> [REQUEST]:
Without omitting anything, retype the data that follows.

> [DATA TO PROCESS]:
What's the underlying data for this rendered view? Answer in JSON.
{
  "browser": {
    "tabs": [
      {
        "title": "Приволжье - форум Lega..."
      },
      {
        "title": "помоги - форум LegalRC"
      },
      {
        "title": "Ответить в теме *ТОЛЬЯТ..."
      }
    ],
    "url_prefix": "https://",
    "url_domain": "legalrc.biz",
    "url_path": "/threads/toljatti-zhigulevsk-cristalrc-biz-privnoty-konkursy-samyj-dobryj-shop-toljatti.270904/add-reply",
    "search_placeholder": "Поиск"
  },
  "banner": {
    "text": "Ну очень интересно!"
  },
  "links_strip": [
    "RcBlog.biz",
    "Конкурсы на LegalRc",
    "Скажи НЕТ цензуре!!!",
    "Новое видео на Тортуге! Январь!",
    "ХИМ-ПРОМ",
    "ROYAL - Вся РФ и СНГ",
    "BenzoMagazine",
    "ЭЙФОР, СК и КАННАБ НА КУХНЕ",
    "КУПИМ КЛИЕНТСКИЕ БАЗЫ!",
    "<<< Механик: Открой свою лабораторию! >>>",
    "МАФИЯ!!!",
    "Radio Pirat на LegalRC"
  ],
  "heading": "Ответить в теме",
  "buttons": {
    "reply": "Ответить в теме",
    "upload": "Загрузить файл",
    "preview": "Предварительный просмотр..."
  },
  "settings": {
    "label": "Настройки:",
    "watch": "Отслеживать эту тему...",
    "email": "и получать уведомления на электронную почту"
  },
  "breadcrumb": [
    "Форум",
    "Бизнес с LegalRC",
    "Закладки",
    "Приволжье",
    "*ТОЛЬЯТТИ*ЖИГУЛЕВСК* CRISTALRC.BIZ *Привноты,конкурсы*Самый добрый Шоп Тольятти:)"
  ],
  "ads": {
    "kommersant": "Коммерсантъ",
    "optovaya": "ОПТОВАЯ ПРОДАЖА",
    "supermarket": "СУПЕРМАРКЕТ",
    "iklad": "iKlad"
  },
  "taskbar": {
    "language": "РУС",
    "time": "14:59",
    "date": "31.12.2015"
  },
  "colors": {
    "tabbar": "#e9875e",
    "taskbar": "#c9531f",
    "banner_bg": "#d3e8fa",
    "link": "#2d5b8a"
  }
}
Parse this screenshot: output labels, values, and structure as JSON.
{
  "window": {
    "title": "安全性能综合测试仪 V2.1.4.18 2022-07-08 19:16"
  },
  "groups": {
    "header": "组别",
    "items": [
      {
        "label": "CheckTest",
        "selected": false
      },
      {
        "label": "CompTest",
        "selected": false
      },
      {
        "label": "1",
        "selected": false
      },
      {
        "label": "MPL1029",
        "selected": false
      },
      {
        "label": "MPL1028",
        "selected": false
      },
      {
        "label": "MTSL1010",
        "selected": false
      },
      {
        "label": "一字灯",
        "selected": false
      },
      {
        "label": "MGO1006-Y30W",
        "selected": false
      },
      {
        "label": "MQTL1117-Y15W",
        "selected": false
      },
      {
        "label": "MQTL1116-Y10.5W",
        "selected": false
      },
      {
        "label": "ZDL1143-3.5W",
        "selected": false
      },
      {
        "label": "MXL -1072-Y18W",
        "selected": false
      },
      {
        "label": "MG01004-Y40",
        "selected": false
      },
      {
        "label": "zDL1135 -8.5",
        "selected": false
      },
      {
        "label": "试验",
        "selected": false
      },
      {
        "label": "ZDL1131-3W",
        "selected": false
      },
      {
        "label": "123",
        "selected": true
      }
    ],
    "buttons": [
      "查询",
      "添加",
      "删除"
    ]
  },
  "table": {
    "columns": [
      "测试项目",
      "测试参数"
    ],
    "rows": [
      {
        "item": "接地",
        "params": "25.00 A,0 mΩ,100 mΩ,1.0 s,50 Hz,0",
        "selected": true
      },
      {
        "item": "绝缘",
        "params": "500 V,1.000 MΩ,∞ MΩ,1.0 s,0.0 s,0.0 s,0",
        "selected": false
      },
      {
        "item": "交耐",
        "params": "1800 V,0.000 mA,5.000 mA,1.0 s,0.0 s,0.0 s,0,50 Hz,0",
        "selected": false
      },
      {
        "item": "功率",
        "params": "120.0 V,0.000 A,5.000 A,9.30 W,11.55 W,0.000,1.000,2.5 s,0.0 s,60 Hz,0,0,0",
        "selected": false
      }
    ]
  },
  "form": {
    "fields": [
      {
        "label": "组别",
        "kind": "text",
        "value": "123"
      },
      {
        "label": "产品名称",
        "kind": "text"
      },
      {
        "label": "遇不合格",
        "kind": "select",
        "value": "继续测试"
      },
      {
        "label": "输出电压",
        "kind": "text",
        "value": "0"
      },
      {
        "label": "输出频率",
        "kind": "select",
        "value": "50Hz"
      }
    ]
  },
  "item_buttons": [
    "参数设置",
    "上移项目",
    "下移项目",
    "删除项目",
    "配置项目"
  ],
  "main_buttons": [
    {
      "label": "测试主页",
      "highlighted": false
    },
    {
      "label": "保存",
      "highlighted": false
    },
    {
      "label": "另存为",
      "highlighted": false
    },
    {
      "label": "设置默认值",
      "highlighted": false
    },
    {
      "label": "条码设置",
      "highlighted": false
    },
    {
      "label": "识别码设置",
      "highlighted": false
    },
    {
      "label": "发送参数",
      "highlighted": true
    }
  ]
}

> [WORKED SOLUTION]:
What's the underlying data for this rendered view? Answer in JSON.
{
  "browser": {
    "tabs": [
      {
        "title": "Приволжье - форум Lega..."
      },
      {
        "title": "помоги - форум LegalRC"
      },
      {
        "title": "Ответить в теме *ТОЛЬЯТ..."
      }
    ],
    "url_prefix": "https://",
    "url_domain": "legalrc.biz",
    "url_path": "/threads/toljatti-zhigulevsk-cristalrc-biz-privnoty-konkursy-samyj-dobryj-shop-toljatti.270904/add-reply",
    "search_placeholder": "Поиск"
  },
  "banner": {
    "text": "Ну очень интересно!"
  },
  "links_strip": [
    "RcBlog.biz",
    "Конкурсы на LegalRc",
    "Скажи НЕТ цензуре!!!",
    "Новое видео на Тортуге! Январь!",
    "ХИМ-ПРОМ",
    "ROYAL - Вся РФ и СНГ",
    "BenzoMagazine",
    "ЭЙФОР, СК и КАННАБ НА КУХНЕ",
    "КУПИМ КЛИЕНТСКИЕ БАЗЫ!",
    "<<< Механик: Открой свою лабораторию! >>>",
    "МАФИЯ!!!",
    "Radio Pirat на LegalRC"
  ],
  "heading": "Ответить в теме",
  "buttons": {
    "reply": "Ответить в теме",
    "upload": "Загрузить файл",
    "preview": "Предварительный просмотр..."
  },
  "settings": {
    "label": "Настройки:",
    "watch": "Отслеживать эту тему...",
    "email": "и получать уведомления на электронную почту"
  },
  "breadcrumb": [
    "Форум",
    "Бизнес с LegalRC",
    "Закладки",
    "Приволжье",
    "*ТОЛЬЯТТИ*ЖИГУЛЕВСК* CRISTALRC.BIZ *Привноты,конкурсы*Самый добрый Шоп Тольятти:)"
  ],
  "ads": {
    "kommersant": "Коммерсантъ",
    "optovaya": "ОПТОВАЯ ПРОДАЖА",
    "supermarket": "СУПЕРМАРКЕТ",
    "iklad": "iKlad"
  },
  "taskbar": {
    "language": "РУС",
    "time": "14:59",
    "date": "31.12.2015"
  },
  "colors": {
    "tabbar": "#e9875e",
    "taskbar": "#c9531f",
    "banner_bg": "#d3e8fa",
    "link": "#2d5b8a"
  }
}
Parse this screenshot: output labels, values, and structure as JSON.
{
  "window": {
    "title": "安全性能综合测试仪 V2.1.4.18 2022-07-08 19:16"
  },
  "groups": {
    "header": "组别",
    "items": [
      {
        "label": "CheckTest",
        "selected": false
      },
      {
        "label": "CompTest",
        "selected": false
      },
      {
        "label": "1",
        "selected": false
      },
      {
        "label": "MPL1029",
        "selected": false
      },
      {
        "label": "MPL1028",
        "selected": false
      },
      {
        "label": "MTSL1010",
        "selected": false
      },
      {
        "label": "一字灯",
        "selected": false
      },
      {
        "label": "MGO1006-Y30W",
        "selected": false
      },
      {
        "label": "MQTL1117-Y15W",
        "selected": false
      },
      {
        "label": "MQTL1116-Y10.5W",
        "selected": false
      },
      {
        "label": "ZDL1143-3.5W",
        "selected": false
      },
      {
        "label": "MXL -1072-Y18W",
        "selected": false
      },
      {
        "label": "MG01004-Y40",
        "selected": false
      },
      {
        "label": "zDL1135 -8.5",
        "selected": false
      },
      {
        "label": "试验",
        "selected": false
      },
      {
        "label": "ZDL1131-3W",
        "selected": false
      },
      {
        "label": "123",
        "selected": true
      }
    ],
    "buttons": [
      "查询",
      "添加",
      "删除"
    ]
  },
  "table": {
    "columns": [
      "测试项目",
      "测试参数"
    ],
    "rows": [
      {
        "item": "接地",
        "params": "25.00 A,0 mΩ,100 mΩ,1.0 s,50 Hz,0",
        "selected": true
      },
      {
        "item": "绝缘",
        "params": "500 V,1.000 MΩ,∞ MΩ,1.0 s,0.0 s,0.0 s,0",
        "selected": false
      },
      {
        "item": "交耐",
        "params": "1800 V,0.000 mA,5.000 mA,1.0 s,0.0 s,0.0 s,0,50 Hz,0",
        "selected": false
      },
      {
        "item": "功率",
        "params": "120.0 V,0.000 A,5.000 A,9.30 W,11.55 W,0.000,1.000,2.5 s,0.0 s,60 Hz,0,0,0",
        "selected": false
      }
    ]
  },
  "form": {
    "fields": [
      {
        "label": "组别",
        "kind": "text",
        "value": "123"
      },
      {
        "label": "产品名称",
        "kind": "text"
      },
      {
        "label": "遇不合格",
        "kind": "select",
        "value": "继续测试"
      },
      {
        "label": "输出电压",
        "kind": "text",
        "value": "0"
      },
      {
        "label": "输出频率",
        "kind": "select",
        "value": "50Hz"
      }
    ]
  },
  "item_buttons": [
    "参数设置",
    "上移项目",
    "下移项目",
    "删除项目",
    "配置项目"
  ],
  "main_buttons": [
    {
      "label": "测试主页",
      "highlighted": false
    },
    {
      "label": "保存",
      "highlighted": false
    },
    {
      "label": "另存为",
      "highlighted": false
    },
    {
      "label": "设置默认值",
      "highlighted": false
    },
    {
      "label": "条码设置",
      "highlighted": false
    },
    {
      "label": "识别码设置",
      "highlighted": false
    },
    {
      "label": "发送参数",
      "highlighted": true
    }
  ]
}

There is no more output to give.